Work to complete
Every line below must be reproduced exactly. Copy them all.

Data to use
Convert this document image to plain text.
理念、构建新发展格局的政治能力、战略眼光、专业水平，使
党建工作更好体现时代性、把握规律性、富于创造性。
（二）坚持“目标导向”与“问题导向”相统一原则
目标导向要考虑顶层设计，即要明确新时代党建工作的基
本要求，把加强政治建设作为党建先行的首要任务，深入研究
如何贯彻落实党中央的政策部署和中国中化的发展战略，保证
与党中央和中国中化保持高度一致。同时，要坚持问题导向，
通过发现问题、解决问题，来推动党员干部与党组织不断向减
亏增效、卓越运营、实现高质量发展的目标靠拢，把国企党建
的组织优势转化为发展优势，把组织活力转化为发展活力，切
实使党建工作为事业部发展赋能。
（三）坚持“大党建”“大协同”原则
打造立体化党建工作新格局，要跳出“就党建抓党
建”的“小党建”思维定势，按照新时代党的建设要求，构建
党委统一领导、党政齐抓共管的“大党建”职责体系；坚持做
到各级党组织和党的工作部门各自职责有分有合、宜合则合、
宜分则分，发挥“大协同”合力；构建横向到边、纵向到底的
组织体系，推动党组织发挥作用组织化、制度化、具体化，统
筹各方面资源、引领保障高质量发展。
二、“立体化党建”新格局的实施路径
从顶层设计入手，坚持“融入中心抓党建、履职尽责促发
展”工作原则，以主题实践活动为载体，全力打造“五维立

Solution
Convert this document image to plain text.
理念、构建新发展格局的政治能力、战略眼光、专业水平，使
党建工作更好体现时代性、把握规律性、富于创造性。
（二）坚持“目标导向”与“问题导向”相统一原则
目标导向要考虑顶层设计，即要明确新时代党建工作的基
本要求，把加强政治建设作为党建先行的首要任务，深入研究
如何贯彻落实党中央的政策部署和中国中化的发展战略，保证
与党中央和中国中化保持高度一致。同时，要坚持问题导向，
通过发现问题、解决问题，来推动党员干部与党组织不断向减
亏增效、卓越运营、实现高质量发展的目标靠拢，把国企党建
的组织优势转化为发展优势，把组织活力转化为发展活力，切
实使党建工作为事业部发展赋能。
（三）坚持“大党建”“大协同”原则
打造立体化党建工作新格局，要跳出“就党建抓党
建”的“小党建”思维定势，按照新时代党的建设要求，构建
党委统一领导、党政齐抓共管的“大党建”职责体系；坚持做
到各级党组织和党的工作部门各自职责有分有合、宜合则合、
宜分则分，发挥“大协同”合力；构建横向到边、纵向到底的
组织体系，推动党组织发挥作用组织化、制度化、具体化，统
筹各方面资源、引领保障高质量发展。
二、“立体化党建”新格局的实施路径
从顶层设计入手，坚持“融入中心抓党建、履职尽责促发
展”工作原则，以主题实践活动为载体，全力打造“五维立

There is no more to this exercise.